## Raw records

■ ■ ■ ■ ■

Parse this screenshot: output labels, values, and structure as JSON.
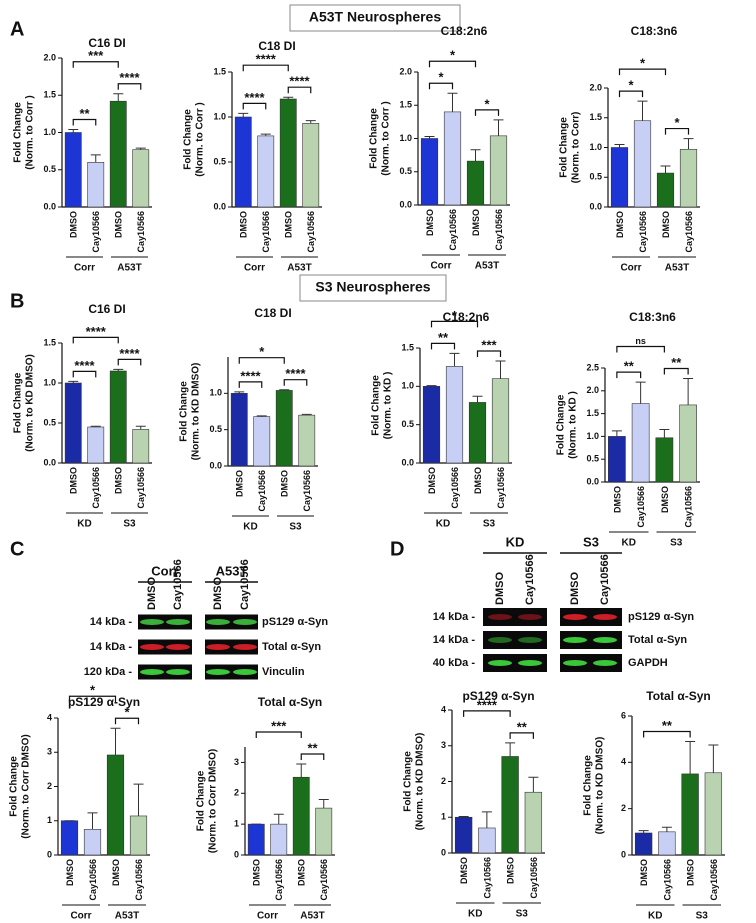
{
  "headers": [
    "A53T Neurospheres",
    "S3 Neurospheres"
  ],
  "panel_labels": [
    "A",
    "B",
    "C",
    "D"
  ],
  "blots": [
    {
      "groups": [
        "Corr",
        "A53T"
      ],
      "lanes": [
        "DMSO",
        "Cay10566"
      ],
      "rows": [
        {
          "size": "14 kDa -",
          "label": "pS129 α-Syn"
        },
        {
          "size": "14 kDa -",
          "label": "Total α-Syn"
        },
        {
          "size": "120 kDa -",
          "label": "Vinculin"
        }
      ]
    },
    {
      "groups": [
        "KD",
        "S3"
      ],
      "lanes": [
        "DMSO",
        "Cay10566"
      ],
      "rows": [
        {
          "size": "14 kDa -",
          "label": "pS129 α-Syn"
        },
        {
          "size": "14 kDa -",
          "label": "Total α-Syn"
        },
        {
          "size": "40 kDa -",
          "label": "GAPDH"
        }
      ]
    }
  ],
  "chart_data": [
    {
      "type": "bar",
      "title": "C16 DI",
      "ylabel": [
        "Fold Change",
        "(Norm. to Corr )"
      ],
      "categories": [
        "DMSO",
        "Cay10566",
        "DMSO",
        "Cay10566"
      ],
      "groups": [
        "Corr",
        "A53T"
      ],
      "values": [
        1.0,
        0.6,
        1.42,
        0.77
      ],
      "errors": [
        0.04,
        0.1,
        0.1,
        0.02
      ],
      "colors": [
        "#1c35d4",
        "#c8cff5",
        "#1b6e1b",
        "#b9d2b0"
      ],
      "ylim": [
        0,
        2.0
      ],
      "yticks": [
        {
          "value": 0,
          "label": "0.0"
        },
        0.5,
        {
          "value": 1,
          "label": "1.0"
        },
        1.5,
        {
          "value": 2,
          "label": "2.0"
        }
      ],
      "annotations": [
        {
          "text": "**",
          "from": 0,
          "to": 1
        },
        {
          "text": "****",
          "from": 2,
          "to": 3
        },
        {
          "text": "***",
          "from": 0,
          "to": 2
        }
      ]
    },
    {
      "type": "bar",
      "title": "C18 DI",
      "ylabel": [
        "Fold Change",
        "(Norm. to Corr )"
      ],
      "categories": [
        "DMSO",
        "Cay10566",
        "DMSO",
        "Cay10566"
      ],
      "groups": [
        "Corr",
        "A53T"
      ],
      "values": [
        1.0,
        0.79,
        1.2,
        0.93
      ],
      "errors": [
        0.04,
        0.02,
        0.02,
        0.03
      ],
      "colors": [
        "#1c35d4",
        "#c8cff5",
        "#1b6e1b",
        "#b9d2b0"
      ],
      "ylim": [
        0,
        1.5
      ],
      "yticks": [
        {
          "value": 0,
          "label": "0.0"
        },
        0.5,
        {
          "value": 1,
          "label": "1.0"
        },
        1.5
      ],
      "annotations": [
        {
          "text": "****",
          "from": 0,
          "to": 1
        },
        {
          "text": "****",
          "from": 2,
          "to": 3
        },
        {
          "text": "****",
          "from": 0,
          "to": 2
        }
      ]
    },
    {
      "type": "bar",
      "title": "C18:2n6",
      "ylabel": [
        "Fold Change",
        "(Norm. to Corr )"
      ],
      "categories": [
        "DMSO",
        "Cay10566",
        "DMSO",
        "Cay10566"
      ],
      "groups": [
        "Corr",
        "A53T"
      ],
      "values": [
        1.0,
        1.4,
        0.66,
        1.04
      ],
      "errors": [
        0.03,
        0.28,
        0.17,
        0.24
      ],
      "colors": [
        "#1c35d4",
        "#c8cff5",
        "#1b6e1b",
        "#b9d2b0"
      ],
      "ylim": [
        0,
        2.0
      ],
      "yticks": [
        {
          "value": 0,
          "label": "0.0"
        },
        0.5,
        {
          "value": 1,
          "label": "1.0"
        },
        1.5,
        {
          "value": 2,
          "label": "2.0"
        }
      ],
      "annotations": [
        {
          "text": "*",
          "from": 0,
          "to": 1
        },
        {
          "text": "*",
          "from": 2,
          "to": 3
        },
        {
          "text": "*",
          "from": 0,
          "to": 2
        }
      ]
    },
    {
      "type": "bar",
      "title": "C18:3n6",
      "ylabel": [
        "Fold Change",
        "(Norm. to Corr)"
      ],
      "categories": [
        "DMSO",
        "Cay10566",
        "DMSO",
        "Cay10566"
      ],
      "groups": [
        "Corr",
        "A53T"
      ],
      "values": [
        1.0,
        1.45,
        0.57,
        0.97
      ],
      "errors": [
        0.05,
        0.33,
        0.12,
        0.18
      ],
      "colors": [
        "#1c35d4",
        "#c8cff5",
        "#1b6e1b",
        "#b9d2b0"
      ],
      "ylim": [
        0,
        2.0
      ],
      "yticks": [
        {
          "value": 0,
          "label": "0.0"
        },
        0.5,
        {
          "value": 1,
          "label": "1.0"
        },
        1.5,
        {
          "value": 2,
          "label": "2.0"
        }
      ],
      "annotations": [
        {
          "text": "*",
          "from": 0,
          "to": 1
        },
        {
          "text": "*",
          "from": 2,
          "to": 3
        },
        {
          "text": "*",
          "from": 0,
          "to": 2
        }
      ]
    },
    {
      "type": "bar",
      "title": "C16 DI",
      "ylabel": [
        "Fold Change",
        "(Norm. to KD DMSO)"
      ],
      "categories": [
        "DMSO",
        "Cay10566",
        "DMSO",
        "Cay10566"
      ],
      "groups": [
        "KD",
        "S3"
      ],
      "values": [
        1.0,
        0.45,
        1.15,
        0.42
      ],
      "errors": [
        0.02,
        0.01,
        0.02,
        0.04
      ],
      "colors": [
        "#1b2ba6",
        "#c8cff5",
        "#1b6e1b",
        "#b9d2b0"
      ],
      "ylim": [
        0,
        1.5
      ],
      "yticks": [
        {
          "value": 0,
          "label": "0.0"
        },
        0.5,
        {
          "value": 1,
          "label": "1.0"
        },
        1.5
      ],
      "annotations": [
        {
          "text": "****",
          "from": 0,
          "to": 1
        },
        {
          "text": "****",
          "from": 2,
          "to": 3
        },
        {
          "text": "****",
          "from": 0,
          "to": 2
        }
      ]
    },
    {
      "type": "bar",
      "title": "C18 DI",
      "ylabel": [
        "Fold Change",
        "(Norm. to KD DMSO)"
      ],
      "categories": [
        "DMSO",
        "Cay10566",
        "DMSO",
        "Cay10566"
      ],
      "groups": [
        "KD",
        "S3"
      ],
      "values": [
        1.0,
        0.68,
        1.04,
        0.7
      ],
      "errors": [
        0.02,
        0.01,
        0.01,
        0.01
      ],
      "colors": [
        "#1b2ba6",
        "#c8cff5",
        "#1b6e1b",
        "#b9d2b0"
      ],
      "ylim": [
        0,
        1.5
      ],
      "yticks": [
        {
          "value": 0,
          "label": "0.0"
        },
        0.5,
        {
          "value": 1,
          "label": "1.0"
        }
      ],
      "annotations": [
        {
          "text": "****",
          "from": 0,
          "to": 1
        },
        {
          "text": "****",
          "from": 2,
          "to": 3
        },
        {
          "text": "*",
          "from": 0,
          "to": 2
        }
      ]
    },
    {
      "type": "bar",
      "title": "C18:2n6",
      "ylabel": [
        "Fold Change",
        "(Norm. to KD )"
      ],
      "categories": [
        "DMSO",
        "Cay10566",
        "DMSO",
        "Cay10566"
      ],
      "groups": [
        "KD",
        "S3"
      ],
      "values": [
        1.0,
        1.26,
        0.79,
        1.1
      ],
      "errors": [
        0.01,
        0.17,
        0.08,
        0.23
      ],
      "colors": [
        "#1b2ba6",
        "#c8cff5",
        "#1b6e1b",
        "#b9d2b0"
      ],
      "ylim": [
        0,
        1.5
      ],
      "yticks": [
        {
          "value": 0,
          "label": "0.0"
        },
        0.5,
        {
          "value": 1,
          "label": "1.0"
        },
        1.5
      ],
      "annotations": [
        {
          "text": "**",
          "from": 0,
          "to": 1
        },
        {
          "text": "***",
          "from": 2,
          "to": 3
        },
        {
          "text": "*",
          "from": 0,
          "to": 2
        }
      ]
    },
    {
      "type": "bar",
      "title": "C18:3n6",
      "ylabel": [
        "Fold Change",
        "(Norm. to KD )"
      ],
      "categories": [
        "DMSO",
        "Cay10566",
        "DMSO",
        "Cay10566"
      ],
      "groups": [
        "KD",
        "S3"
      ],
      "values": [
        1.0,
        1.72,
        0.97,
        1.69
      ],
      "errors": [
        0.12,
        0.47,
        0.18,
        0.58
      ],
      "colors": [
        "#1b2ba6",
        "#c8cff5",
        "#1b6e1b",
        "#b9d2b0"
      ],
      "ylim": [
        0,
        2.5
      ],
      "yticks": [
        {
          "value": 0,
          "label": "0.0"
        },
        0.5,
        {
          "value": 1,
          "label": "1.0"
        },
        1.5,
        {
          "value": 2,
          "label": "2.0"
        },
        2.5
      ],
      "annotations": [
        {
          "text": "**",
          "from": 0,
          "to": 1
        },
        {
          "text": "**",
          "from": 2,
          "to": 3
        },
        {
          "text": "ns",
          "from": 0,
          "to": 2
        }
      ]
    },
    {
      "type": "bar",
      "title": "pS129 α-Syn",
      "ylabel": [
        "Fold Change",
        "(Norm. to Corr DMSO)"
      ],
      "categories": [
        "DMSO",
        "Cay10566",
        "DMSO",
        "Cay10566"
      ],
      "groups": [
        "Corr",
        "A53T"
      ],
      "values": [
        1.0,
        0.75,
        2.92,
        1.14
      ],
      "errors": [
        0,
        0.48,
        0.78,
        0.93
      ],
      "colors": [
        "#1c35d4",
        "#c8cff5",
        "#1b6e1b",
        "#b9d2b0"
      ],
      "ylim": [
        0,
        4
      ],
      "yticks": [
        0,
        1,
        2,
        3,
        4
      ],
      "annotations": [
        {
          "text": "*",
          "from": 2,
          "to": 3
        },
        {
          "text": "*",
          "from": 0,
          "to": 2
        }
      ]
    },
    {
      "type": "bar",
      "title": "Total α-Syn",
      "ylabel": [
        "Fold Change",
        "(Norm. to Corr DMSO)"
      ],
      "categories": [
        "DMSO",
        "Cay10566",
        "DMSO",
        "Cay10566"
      ],
      "groups": [
        "Corr",
        "A53T"
      ],
      "values": [
        1.0,
        1.0,
        2.52,
        1.52
      ],
      "errors": [
        0,
        0.32,
        0.43,
        0.28
      ],
      "colors": [
        "#1c35d4",
        "#c8cff5",
        "#1b6e1b",
        "#b9d2b0"
      ],
      "ylim": [
        0,
        3.5
      ],
      "yticks": [
        0,
        1,
        2,
        3
      ],
      "annotations": [
        {
          "text": "**",
          "from": 2,
          "to": 3
        },
        {
          "text": "***",
          "from": 0,
          "to": 2
        }
      ]
    },
    {
      "type": "bar",
      "title": "pS129 α-Syn",
      "ylabel": [
        "Fold Change",
        "(Norm. to KD DMSO)"
      ],
      "categories": [
        "DMSO",
        "Cay10566",
        "DMSO",
        "Cay10566"
      ],
      "groups": [
        "KD",
        "S3"
      ],
      "values": [
        1.0,
        0.7,
        2.7,
        1.7
      ],
      "errors": [
        0.02,
        0.45,
        0.38,
        0.42
      ],
      "colors": [
        "#1b2ba6",
        "#c8cff5",
        "#1b6e1b",
        "#b9d2b0"
      ],
      "ylim": [
        0,
        4
      ],
      "yticks": [
        0,
        1,
        2,
        3,
        4
      ],
      "annotations": [
        {
          "text": "**",
          "from": 2,
          "to": 3
        },
        {
          "text": "****",
          "from": 0,
          "to": 2
        }
      ]
    },
    {
      "type": "bar",
      "title": "Total α-Syn",
      "ylabel": [
        "Fold Change",
        "(Norm. to KD DMSO)"
      ],
      "categories": [
        "DMSO",
        "Cay10566",
        "DMSO",
        "Cay10566"
      ],
      "groups": [
        "KD",
        "S3"
      ],
      "values": [
        0.95,
        1.0,
        3.5,
        3.55
      ],
      "errors": [
        0.1,
        0.2,
        1.4,
        1.2
      ],
      "colors": [
        "#1b2ba6",
        "#c8cff5",
        "#1b6e1b",
        "#b9d2b0"
      ],
      "ylim": [
        0,
        6
      ],
      "yticks": [
        0,
        2,
        4,
        6
      ],
      "annotations": [
        {
          "text": "**",
          "from": 0,
          "to": 2
        }
      ]
    }
  ]
}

■ ■ ■ ■ ■

## Short exercise
Pick each line holding the word "Neurospheres" out of the data and copy it.

## The output
    "A53T Neurospheres",
    "S3 Neurospheres"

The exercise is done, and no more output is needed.